▶ The task
Extract all of the entries and give them again, word for word.

▶ Provided records

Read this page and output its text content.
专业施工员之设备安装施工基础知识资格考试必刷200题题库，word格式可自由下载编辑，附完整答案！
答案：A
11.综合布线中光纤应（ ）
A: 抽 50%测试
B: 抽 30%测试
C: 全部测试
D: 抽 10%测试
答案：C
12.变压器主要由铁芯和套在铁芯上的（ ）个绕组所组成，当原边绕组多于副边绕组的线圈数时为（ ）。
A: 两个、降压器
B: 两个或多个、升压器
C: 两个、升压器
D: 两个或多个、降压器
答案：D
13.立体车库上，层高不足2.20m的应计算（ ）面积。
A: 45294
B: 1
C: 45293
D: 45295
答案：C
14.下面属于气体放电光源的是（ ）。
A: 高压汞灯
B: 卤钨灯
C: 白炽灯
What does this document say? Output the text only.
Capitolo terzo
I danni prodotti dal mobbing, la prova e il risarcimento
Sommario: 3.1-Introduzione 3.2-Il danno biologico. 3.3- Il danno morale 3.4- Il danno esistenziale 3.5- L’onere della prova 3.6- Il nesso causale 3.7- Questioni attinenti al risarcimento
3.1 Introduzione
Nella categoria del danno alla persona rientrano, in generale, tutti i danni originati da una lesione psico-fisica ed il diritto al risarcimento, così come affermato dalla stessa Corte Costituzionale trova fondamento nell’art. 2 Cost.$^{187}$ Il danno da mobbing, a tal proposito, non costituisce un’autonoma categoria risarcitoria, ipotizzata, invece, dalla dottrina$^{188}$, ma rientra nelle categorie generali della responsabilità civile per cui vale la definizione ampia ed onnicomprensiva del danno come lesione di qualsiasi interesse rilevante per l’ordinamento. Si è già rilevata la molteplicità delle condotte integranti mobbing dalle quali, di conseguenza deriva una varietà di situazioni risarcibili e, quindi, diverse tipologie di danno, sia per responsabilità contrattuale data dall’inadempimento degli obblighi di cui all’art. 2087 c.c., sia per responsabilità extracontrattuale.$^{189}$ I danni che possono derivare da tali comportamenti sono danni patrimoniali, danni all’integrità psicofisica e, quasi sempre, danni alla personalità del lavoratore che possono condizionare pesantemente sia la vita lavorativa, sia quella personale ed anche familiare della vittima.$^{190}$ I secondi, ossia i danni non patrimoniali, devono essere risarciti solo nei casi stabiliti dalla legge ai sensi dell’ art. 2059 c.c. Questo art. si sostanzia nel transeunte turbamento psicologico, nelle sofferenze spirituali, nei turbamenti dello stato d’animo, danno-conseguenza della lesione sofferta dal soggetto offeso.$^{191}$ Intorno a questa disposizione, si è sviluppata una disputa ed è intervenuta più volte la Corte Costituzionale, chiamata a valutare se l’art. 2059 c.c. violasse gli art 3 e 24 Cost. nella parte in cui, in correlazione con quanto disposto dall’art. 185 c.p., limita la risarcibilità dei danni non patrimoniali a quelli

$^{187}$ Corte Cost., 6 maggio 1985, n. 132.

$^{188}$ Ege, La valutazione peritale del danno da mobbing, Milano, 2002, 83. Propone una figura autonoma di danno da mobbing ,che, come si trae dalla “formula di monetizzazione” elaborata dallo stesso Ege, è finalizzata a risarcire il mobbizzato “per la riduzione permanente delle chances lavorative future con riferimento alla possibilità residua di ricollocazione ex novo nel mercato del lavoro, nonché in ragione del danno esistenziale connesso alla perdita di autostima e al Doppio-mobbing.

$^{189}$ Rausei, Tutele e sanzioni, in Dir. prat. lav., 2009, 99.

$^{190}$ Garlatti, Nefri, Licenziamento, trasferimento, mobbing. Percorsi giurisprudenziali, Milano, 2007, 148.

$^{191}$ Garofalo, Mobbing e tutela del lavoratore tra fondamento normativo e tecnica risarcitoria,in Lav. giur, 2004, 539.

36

▶ Response to this task
Read this page and output its text content.
专业施工员之设备安装施工基础知识资格考试必刷200题题库，word格式可自由下载编辑，附完整答案！
答案：A
11.综合布线中光纤应（ ）
A: 抽 50%测试
B: 抽 30%测试
C: 全部测试
D: 抽 10%测试
答案：C
12.变压器主要由铁芯和套在铁芯上的（ ）个绕组所组成，当原边绕组多于副边绕组的线圈数时为（ ）。
A: 两个、降压器
B: 两个或多个、升压器
C: 两个、升压器
D: 两个或多个、降压器
答案：D
13.立体车库上，层高不足2.20m的应计算（ ）面积。
A: 45294
B: 1
C: 45293
D: 45295
答案：C
14.下面属于气体放电光源的是（ ）。
A: 高压汞灯
B: 卤钨灯
C: 白炽灯
What does this document say? Output the text only.
Capitolo terzo
I danni prodotti dal mobbing, la prova e il risarcimento
Sommario: 3.1-Introduzione 3.2-Il danno biologico. 3.3- Il danno morale 3.4- Il danno esistenziale 3.5- L’onere della prova 3.6- Il nesso causale 3.7- Questioni attinenti al risarcimento
3.1 Introduzione
Nella categoria del danno alla persona rientrano, in generale, tutti i danni originati da una lesione psico-fisica ed il diritto al risarcimento, così come affermato dalla stessa Corte Costituzionale trova fondamento nell’art. 2 Cost.$^{187}$ Il danno da mobbing, a tal proposito, non costituisce un’autonoma categoria risarcitoria, ipotizzata, invece, dalla dottrina$^{188}$, ma rientra nelle categorie generali della responsabilità civile per cui vale la definizione ampia ed onnicomprensiva del danno come lesione di qualsiasi interesse rilevante per l’ordinamento. Si è già rilevata la molteplicità delle condotte integranti mobbing dalle quali, di conseguenza deriva una varietà di situazioni risarcibili e, quindi, diverse tipologie di danno, sia per responsabilità contrattuale data dall’inadempimento degli obblighi di cui all’art. 2087 c.c., sia per responsabilità extracontrattuale.$^{189}$ I danni che possono derivare da tali comportamenti sono danni patrimoniali, danni all’integrità psicofisica e, quasi sempre, danni alla personalità del lavoratore che possono condizionare pesantemente sia la vita lavorativa, sia quella personale ed anche familiare della vittima.$^{190}$ I secondi, ossia i danni non patrimoniali, devono essere risarciti solo nei casi stabiliti dalla legge ai sensi dell’ art. 2059 c.c. Questo art. si sostanzia nel transeunte turbamento psicologico, nelle sofferenze spirituali, nei turbamenti dello stato d’animo, danno-conseguenza della lesione sofferta dal soggetto offeso.$^{191}$ Intorno a questa disposizione, si è sviluppata una disputa ed è intervenuta più volte la Corte Costituzionale, chiamata a valutare se l’art. 2059 c.c. violasse gli art 3 e 24 Cost. nella parte in cui, in correlazione con quanto disposto dall’art. 185 c.p., limita la risarcibilità dei danni non patrimoniali a quelli

$^{187}$ Corte Cost., 6 maggio 1985, n. 132.

$^{188}$ Ege, La valutazione peritale del danno da mobbing, Milano, 2002, 83. Propone una figura autonoma di danno da mobbing ,che, come si trae dalla “formula di monetizzazione” elaborata dallo stesso Ege, è finalizzata a risarcire il mobbizzato “per la riduzione permanente delle chances lavorative future con riferimento alla possibilità residua di ricollocazione ex novo nel mercato del lavoro, nonché in ragione del danno esistenziale connesso alla perdita di autostima e al Doppio-mobbing.

$^{189}$ Rausei, Tutele e sanzioni, in Dir. prat. lav., 2009, 99.

$^{190}$ Garlatti, Nefri, Licenziamento, trasferimento, mobbing. Percorsi giurisprudenziali, Milano, 2007, 148.

$^{191}$ Garofalo, Mobbing e tutela del lavoratore tra fondamento normativo e tecnica risarcitoria,in Lav. giur, 2004, 539.

36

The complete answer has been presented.